SET EXERCISE ▸
Copy out every line that contains the word "dashed".

Records from a collection of figures
-*-
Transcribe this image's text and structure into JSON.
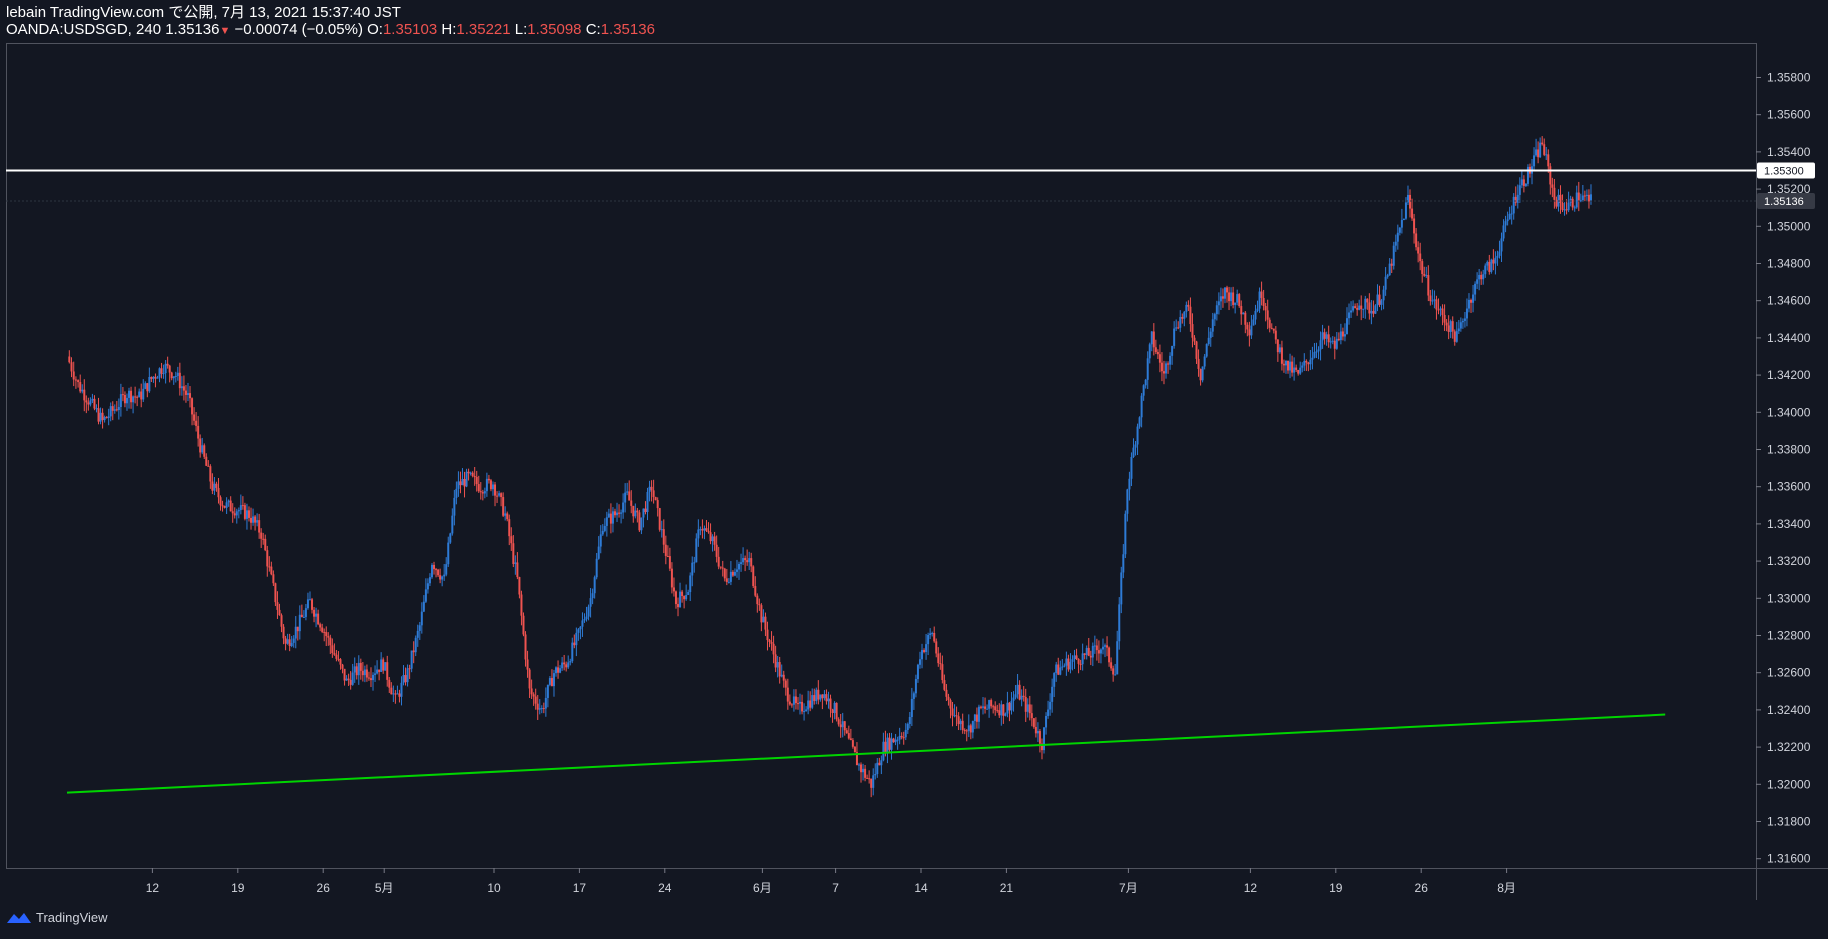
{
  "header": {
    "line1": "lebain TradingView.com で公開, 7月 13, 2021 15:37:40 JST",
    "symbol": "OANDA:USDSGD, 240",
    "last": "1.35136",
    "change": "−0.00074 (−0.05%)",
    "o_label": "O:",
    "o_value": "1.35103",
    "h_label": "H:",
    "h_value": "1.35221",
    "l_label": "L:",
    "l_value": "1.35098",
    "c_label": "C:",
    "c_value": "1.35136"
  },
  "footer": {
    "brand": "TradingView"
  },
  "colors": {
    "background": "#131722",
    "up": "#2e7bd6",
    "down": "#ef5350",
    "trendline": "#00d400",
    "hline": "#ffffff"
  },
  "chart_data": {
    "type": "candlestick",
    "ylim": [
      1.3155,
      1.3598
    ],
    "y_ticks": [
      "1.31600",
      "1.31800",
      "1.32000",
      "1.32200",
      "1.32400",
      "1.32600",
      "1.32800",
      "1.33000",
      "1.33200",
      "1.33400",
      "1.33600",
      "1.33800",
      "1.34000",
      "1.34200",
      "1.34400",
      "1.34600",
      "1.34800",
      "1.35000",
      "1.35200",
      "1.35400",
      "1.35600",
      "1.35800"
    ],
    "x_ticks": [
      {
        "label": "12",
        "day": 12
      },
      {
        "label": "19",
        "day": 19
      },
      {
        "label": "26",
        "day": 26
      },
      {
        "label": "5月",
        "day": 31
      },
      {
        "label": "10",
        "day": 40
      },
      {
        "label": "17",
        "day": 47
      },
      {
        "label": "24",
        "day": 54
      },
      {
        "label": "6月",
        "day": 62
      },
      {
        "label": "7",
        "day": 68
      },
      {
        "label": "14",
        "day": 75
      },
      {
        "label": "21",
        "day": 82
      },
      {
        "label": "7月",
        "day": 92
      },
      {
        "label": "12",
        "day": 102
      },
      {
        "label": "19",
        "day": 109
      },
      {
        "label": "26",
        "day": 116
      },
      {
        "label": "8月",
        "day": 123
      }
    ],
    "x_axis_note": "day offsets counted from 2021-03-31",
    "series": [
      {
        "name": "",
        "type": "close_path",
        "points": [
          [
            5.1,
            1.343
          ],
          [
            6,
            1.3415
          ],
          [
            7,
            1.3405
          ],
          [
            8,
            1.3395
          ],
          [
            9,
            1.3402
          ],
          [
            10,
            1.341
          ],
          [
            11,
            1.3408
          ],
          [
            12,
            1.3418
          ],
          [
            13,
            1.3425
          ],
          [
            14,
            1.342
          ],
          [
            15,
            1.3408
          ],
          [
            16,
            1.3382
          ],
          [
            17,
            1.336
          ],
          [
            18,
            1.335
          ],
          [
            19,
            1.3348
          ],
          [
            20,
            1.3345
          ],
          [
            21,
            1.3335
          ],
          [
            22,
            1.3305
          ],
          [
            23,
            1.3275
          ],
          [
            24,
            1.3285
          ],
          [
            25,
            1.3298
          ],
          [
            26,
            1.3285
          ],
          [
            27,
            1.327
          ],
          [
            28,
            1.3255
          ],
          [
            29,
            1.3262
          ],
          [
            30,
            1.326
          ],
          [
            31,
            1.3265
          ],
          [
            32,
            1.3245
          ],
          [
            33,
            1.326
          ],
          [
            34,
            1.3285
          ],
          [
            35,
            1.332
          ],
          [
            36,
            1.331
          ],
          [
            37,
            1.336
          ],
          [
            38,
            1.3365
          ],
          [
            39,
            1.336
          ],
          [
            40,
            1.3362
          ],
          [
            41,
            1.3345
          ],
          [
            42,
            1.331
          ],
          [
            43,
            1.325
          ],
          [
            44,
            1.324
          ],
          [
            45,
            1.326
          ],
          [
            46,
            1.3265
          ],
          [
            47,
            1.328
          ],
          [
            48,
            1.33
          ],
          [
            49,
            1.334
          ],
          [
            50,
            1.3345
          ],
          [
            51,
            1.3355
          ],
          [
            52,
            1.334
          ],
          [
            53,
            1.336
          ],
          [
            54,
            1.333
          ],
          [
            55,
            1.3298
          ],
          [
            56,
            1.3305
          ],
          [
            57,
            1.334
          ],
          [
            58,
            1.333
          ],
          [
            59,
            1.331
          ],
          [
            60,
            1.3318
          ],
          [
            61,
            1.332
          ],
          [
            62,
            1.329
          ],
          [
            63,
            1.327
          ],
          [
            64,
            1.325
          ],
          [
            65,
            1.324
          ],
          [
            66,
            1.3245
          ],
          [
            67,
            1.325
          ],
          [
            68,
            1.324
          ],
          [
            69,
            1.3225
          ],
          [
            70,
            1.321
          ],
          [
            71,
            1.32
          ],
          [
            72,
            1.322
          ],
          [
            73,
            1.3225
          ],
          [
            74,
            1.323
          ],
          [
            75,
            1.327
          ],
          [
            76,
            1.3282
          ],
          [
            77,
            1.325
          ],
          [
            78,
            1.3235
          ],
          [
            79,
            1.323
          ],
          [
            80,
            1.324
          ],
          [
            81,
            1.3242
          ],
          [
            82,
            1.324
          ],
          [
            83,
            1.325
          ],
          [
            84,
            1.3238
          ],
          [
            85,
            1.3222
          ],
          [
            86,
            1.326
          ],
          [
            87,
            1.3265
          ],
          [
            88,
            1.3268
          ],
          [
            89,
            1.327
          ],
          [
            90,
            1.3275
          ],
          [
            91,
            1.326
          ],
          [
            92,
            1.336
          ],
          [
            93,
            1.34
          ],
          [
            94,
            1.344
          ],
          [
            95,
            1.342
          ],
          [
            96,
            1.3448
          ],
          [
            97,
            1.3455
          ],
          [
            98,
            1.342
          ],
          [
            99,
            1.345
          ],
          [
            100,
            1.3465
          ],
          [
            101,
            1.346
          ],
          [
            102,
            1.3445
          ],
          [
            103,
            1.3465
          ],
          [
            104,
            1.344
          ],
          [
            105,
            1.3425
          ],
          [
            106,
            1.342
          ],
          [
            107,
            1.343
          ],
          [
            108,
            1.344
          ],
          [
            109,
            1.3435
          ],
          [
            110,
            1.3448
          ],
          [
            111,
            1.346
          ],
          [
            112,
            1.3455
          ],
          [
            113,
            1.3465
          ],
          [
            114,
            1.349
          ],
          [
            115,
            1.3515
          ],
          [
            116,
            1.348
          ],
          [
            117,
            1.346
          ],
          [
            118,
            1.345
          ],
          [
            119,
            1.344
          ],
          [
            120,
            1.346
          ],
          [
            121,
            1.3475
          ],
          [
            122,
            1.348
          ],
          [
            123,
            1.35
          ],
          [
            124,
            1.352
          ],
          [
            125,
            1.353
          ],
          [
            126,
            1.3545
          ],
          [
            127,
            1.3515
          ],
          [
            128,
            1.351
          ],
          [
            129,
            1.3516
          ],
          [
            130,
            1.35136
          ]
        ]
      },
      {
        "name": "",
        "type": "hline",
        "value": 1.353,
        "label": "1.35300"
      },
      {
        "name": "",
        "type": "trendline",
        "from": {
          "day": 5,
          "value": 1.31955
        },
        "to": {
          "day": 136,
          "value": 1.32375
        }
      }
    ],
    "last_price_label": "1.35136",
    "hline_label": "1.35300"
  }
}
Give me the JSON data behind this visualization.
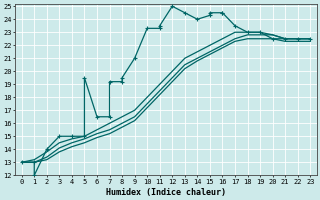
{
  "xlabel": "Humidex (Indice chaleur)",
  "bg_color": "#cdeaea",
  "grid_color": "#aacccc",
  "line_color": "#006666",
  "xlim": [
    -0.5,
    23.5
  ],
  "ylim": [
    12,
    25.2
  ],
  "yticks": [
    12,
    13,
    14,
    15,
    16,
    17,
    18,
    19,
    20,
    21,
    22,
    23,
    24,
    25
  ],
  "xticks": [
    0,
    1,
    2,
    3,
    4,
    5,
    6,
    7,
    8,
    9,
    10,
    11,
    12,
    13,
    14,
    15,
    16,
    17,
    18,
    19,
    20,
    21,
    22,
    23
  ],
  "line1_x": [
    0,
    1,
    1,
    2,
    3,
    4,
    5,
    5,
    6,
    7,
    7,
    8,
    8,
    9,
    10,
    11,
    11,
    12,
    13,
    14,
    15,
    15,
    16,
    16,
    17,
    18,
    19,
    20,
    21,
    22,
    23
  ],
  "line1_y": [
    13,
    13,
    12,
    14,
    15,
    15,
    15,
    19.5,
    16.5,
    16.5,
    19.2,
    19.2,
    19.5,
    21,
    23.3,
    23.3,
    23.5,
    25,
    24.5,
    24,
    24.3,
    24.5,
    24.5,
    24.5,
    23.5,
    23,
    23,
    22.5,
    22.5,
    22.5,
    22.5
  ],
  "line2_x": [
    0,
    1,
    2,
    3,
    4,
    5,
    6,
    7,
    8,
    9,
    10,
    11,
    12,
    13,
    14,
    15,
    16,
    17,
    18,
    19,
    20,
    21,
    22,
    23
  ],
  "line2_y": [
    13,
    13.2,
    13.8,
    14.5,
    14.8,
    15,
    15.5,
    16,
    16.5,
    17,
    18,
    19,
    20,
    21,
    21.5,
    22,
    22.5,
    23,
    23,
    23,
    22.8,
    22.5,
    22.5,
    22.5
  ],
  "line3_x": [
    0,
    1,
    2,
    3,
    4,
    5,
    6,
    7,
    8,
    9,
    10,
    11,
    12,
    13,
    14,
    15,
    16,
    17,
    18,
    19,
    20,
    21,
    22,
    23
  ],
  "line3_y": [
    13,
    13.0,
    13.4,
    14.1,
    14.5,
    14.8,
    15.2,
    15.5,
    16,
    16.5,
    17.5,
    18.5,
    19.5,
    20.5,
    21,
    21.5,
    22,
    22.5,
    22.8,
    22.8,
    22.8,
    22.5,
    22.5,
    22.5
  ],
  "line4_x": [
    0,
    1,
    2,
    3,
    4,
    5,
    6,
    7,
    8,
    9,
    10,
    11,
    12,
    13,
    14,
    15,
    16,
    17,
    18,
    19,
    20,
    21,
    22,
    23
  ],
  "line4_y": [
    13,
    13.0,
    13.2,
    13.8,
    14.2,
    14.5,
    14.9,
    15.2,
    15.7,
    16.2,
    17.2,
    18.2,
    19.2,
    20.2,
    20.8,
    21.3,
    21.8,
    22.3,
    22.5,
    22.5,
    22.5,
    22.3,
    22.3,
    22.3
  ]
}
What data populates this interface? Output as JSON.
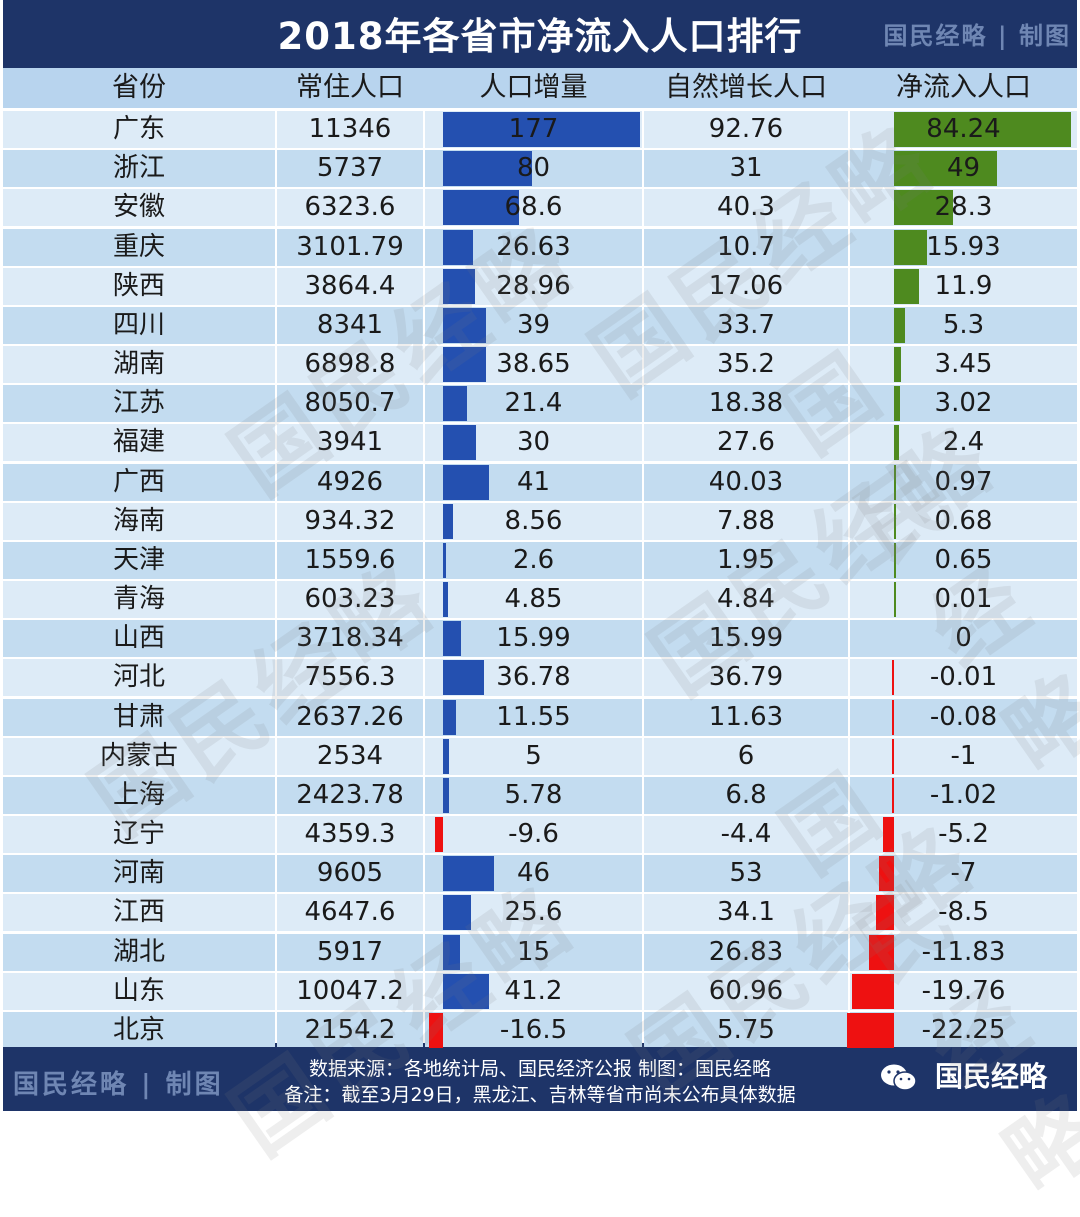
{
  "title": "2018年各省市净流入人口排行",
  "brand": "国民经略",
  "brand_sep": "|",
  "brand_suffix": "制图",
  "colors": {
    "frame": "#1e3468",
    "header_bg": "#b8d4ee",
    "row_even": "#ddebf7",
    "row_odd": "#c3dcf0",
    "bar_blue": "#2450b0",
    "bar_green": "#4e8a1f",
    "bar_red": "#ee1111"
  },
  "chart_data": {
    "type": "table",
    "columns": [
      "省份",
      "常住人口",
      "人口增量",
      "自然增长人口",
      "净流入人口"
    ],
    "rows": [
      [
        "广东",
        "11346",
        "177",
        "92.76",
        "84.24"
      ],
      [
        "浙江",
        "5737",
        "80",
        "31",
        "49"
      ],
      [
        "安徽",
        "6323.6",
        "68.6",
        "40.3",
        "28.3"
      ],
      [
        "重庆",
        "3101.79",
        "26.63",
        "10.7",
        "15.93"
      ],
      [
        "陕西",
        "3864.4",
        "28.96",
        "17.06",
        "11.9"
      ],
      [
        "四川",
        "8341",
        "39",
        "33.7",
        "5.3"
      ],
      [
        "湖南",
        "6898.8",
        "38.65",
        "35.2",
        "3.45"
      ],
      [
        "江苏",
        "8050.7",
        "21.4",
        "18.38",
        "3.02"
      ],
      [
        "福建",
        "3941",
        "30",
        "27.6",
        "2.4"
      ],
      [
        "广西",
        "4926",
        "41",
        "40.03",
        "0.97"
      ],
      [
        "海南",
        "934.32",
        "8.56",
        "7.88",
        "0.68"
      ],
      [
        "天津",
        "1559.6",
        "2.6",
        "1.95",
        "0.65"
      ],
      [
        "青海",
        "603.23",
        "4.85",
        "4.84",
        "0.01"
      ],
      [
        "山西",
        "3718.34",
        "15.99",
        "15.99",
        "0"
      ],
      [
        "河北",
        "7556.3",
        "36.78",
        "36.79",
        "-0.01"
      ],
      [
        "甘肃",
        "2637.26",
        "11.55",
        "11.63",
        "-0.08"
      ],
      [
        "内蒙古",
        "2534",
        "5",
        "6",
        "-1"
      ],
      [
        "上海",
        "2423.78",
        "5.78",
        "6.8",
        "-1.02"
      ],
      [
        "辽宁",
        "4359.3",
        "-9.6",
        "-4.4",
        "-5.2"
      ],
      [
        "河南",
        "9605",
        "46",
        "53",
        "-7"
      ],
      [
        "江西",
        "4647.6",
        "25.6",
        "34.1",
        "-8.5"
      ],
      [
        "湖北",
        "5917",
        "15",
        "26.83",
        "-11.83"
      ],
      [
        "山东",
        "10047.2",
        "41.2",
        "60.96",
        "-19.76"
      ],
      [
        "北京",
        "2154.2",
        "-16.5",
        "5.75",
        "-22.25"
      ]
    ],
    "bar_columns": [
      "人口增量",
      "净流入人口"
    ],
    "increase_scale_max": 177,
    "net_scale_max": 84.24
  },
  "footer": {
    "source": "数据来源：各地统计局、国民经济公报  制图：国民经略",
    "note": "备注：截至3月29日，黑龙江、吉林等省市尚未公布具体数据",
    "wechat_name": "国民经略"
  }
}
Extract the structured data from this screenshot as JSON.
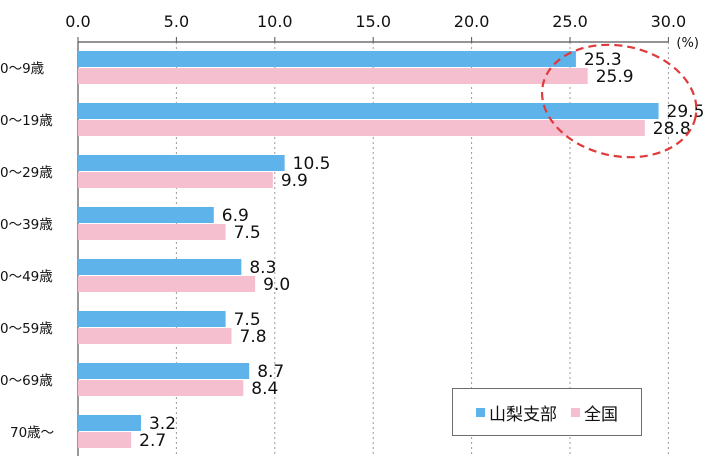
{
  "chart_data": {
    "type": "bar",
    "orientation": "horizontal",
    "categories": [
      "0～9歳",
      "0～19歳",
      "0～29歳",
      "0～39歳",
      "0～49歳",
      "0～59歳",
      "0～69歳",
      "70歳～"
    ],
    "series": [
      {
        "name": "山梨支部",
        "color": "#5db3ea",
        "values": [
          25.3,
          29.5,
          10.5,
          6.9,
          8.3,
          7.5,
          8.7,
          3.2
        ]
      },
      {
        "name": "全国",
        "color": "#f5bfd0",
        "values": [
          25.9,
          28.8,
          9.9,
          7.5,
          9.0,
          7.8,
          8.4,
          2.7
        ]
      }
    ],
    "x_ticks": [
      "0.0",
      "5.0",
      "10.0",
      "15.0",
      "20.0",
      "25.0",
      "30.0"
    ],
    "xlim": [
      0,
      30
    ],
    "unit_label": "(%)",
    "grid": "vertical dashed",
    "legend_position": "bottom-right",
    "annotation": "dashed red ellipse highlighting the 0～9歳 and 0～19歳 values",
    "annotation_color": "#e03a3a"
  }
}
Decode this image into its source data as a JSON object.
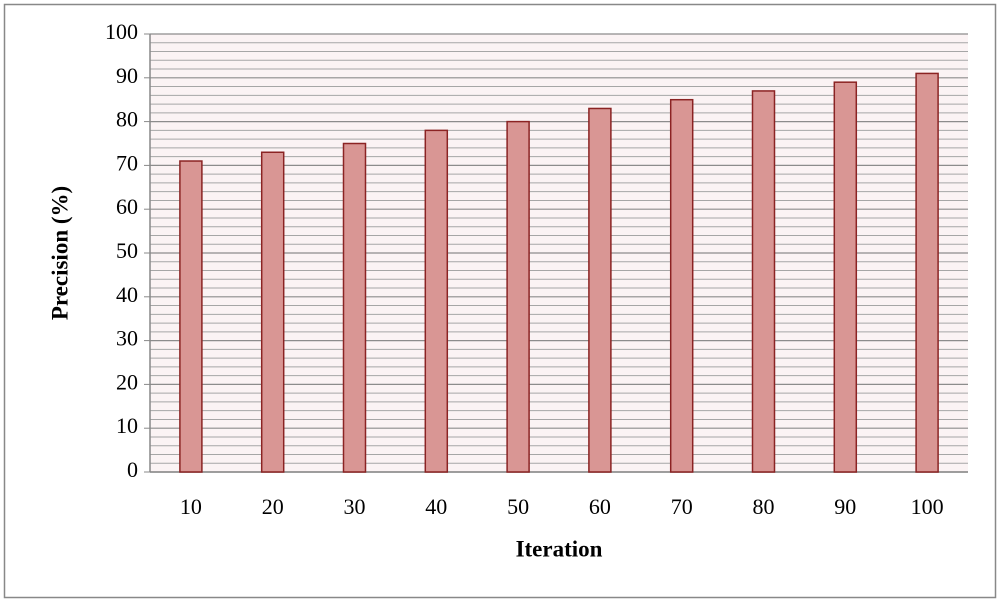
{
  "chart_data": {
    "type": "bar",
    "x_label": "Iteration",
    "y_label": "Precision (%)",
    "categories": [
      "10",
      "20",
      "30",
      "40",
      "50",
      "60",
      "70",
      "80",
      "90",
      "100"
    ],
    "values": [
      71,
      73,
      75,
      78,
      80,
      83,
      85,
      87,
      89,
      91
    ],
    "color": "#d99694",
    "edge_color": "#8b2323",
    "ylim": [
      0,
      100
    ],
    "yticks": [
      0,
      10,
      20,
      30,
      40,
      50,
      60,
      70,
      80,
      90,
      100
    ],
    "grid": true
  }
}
-*-
THE COMPLETED TASK ▸
    "grid": "vertical dashed",
    "annotation": "dashed red ellipse highlighting the 0～9歳 and 0～19歳 values",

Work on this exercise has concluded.